(Figure content listings)
◇ ◇ ◇ ◇

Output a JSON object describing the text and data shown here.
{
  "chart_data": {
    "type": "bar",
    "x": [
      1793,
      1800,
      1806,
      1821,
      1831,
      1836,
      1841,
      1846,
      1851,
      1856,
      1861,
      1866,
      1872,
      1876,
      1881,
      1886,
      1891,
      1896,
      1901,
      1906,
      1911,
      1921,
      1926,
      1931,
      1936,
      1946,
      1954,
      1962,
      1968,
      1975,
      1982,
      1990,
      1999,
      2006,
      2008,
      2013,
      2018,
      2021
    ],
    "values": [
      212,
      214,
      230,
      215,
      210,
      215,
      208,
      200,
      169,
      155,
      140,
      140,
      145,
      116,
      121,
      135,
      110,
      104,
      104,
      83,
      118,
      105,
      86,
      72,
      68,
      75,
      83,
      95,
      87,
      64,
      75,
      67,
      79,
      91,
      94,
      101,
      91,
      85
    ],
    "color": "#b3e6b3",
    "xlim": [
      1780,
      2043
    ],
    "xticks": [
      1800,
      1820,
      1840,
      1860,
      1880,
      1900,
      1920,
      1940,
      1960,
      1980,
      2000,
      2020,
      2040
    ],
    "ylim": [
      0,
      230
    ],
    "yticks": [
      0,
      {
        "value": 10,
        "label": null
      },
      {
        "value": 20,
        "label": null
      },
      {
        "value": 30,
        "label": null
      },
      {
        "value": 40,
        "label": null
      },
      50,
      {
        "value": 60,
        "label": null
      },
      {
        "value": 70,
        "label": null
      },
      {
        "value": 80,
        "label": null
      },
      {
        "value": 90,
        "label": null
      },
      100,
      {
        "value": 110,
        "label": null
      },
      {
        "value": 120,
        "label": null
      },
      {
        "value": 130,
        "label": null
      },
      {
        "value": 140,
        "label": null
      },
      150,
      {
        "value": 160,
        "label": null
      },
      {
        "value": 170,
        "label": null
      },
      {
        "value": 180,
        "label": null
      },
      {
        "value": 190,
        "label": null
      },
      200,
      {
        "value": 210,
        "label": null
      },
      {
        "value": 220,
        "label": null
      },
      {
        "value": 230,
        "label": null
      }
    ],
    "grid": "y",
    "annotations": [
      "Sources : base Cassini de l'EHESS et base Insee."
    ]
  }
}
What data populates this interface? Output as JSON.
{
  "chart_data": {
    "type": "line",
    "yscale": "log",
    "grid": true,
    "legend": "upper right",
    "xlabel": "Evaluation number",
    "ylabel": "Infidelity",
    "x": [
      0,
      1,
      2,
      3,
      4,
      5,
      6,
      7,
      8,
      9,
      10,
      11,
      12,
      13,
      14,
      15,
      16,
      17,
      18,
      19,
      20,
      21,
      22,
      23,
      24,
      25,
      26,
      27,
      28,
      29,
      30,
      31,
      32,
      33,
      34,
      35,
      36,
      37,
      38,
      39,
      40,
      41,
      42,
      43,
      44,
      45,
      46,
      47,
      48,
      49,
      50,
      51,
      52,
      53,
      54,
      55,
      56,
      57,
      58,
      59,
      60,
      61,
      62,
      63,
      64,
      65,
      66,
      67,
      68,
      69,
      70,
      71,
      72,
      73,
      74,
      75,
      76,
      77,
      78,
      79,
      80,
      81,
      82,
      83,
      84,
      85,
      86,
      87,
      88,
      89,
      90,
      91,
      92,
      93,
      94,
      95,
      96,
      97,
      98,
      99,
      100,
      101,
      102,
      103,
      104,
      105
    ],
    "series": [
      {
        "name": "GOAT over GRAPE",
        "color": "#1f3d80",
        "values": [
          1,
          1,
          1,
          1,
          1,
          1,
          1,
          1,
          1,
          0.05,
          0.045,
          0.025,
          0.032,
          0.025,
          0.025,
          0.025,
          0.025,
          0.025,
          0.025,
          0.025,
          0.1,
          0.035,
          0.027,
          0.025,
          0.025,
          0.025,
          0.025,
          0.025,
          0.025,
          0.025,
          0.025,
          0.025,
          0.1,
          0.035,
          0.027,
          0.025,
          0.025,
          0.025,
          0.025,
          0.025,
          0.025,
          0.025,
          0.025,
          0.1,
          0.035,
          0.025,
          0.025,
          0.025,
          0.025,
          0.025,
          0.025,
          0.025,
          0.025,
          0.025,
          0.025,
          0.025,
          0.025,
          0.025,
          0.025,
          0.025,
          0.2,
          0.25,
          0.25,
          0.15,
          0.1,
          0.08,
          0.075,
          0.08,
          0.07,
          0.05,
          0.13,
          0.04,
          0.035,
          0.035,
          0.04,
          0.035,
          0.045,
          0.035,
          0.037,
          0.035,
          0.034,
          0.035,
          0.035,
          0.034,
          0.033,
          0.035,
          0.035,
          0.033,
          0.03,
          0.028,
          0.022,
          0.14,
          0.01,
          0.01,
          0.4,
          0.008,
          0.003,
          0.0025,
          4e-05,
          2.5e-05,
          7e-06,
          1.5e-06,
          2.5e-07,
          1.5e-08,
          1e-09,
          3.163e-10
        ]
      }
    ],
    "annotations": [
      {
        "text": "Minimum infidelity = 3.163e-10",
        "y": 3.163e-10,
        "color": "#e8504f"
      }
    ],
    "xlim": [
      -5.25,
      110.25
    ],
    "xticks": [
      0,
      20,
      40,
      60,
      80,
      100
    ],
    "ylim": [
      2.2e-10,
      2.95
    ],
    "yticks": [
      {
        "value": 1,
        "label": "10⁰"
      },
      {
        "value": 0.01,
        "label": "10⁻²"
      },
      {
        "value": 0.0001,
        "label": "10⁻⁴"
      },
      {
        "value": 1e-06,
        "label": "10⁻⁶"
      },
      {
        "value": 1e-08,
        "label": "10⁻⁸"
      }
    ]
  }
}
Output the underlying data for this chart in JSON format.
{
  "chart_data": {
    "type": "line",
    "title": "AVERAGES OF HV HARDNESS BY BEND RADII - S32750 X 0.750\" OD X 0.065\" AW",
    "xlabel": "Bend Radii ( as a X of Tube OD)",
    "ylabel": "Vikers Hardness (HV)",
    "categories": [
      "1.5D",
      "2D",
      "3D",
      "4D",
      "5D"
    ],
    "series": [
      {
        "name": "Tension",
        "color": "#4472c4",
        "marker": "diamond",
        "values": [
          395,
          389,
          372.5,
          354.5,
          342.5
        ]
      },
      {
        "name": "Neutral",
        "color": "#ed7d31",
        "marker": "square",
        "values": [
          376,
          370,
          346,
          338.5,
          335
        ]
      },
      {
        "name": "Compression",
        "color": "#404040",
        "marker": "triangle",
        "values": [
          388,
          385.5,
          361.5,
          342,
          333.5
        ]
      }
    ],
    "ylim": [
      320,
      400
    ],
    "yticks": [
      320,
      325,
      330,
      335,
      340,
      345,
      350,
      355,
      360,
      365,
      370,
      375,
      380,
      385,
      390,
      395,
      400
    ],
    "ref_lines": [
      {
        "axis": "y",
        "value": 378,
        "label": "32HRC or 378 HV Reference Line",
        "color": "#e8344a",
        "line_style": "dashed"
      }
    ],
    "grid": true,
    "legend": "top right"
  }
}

◇ ◇ ◇ ◇

Search the lines above for the string "color" and copy each line that has it.

    "color": "#b3e6b3",
        "color": "#1f3d80",
        "color": "#e8504f"
        "color": "#4472c4",
        "color": "#ed7d31",
        "color": "#404040",
        "color": "#e8344a",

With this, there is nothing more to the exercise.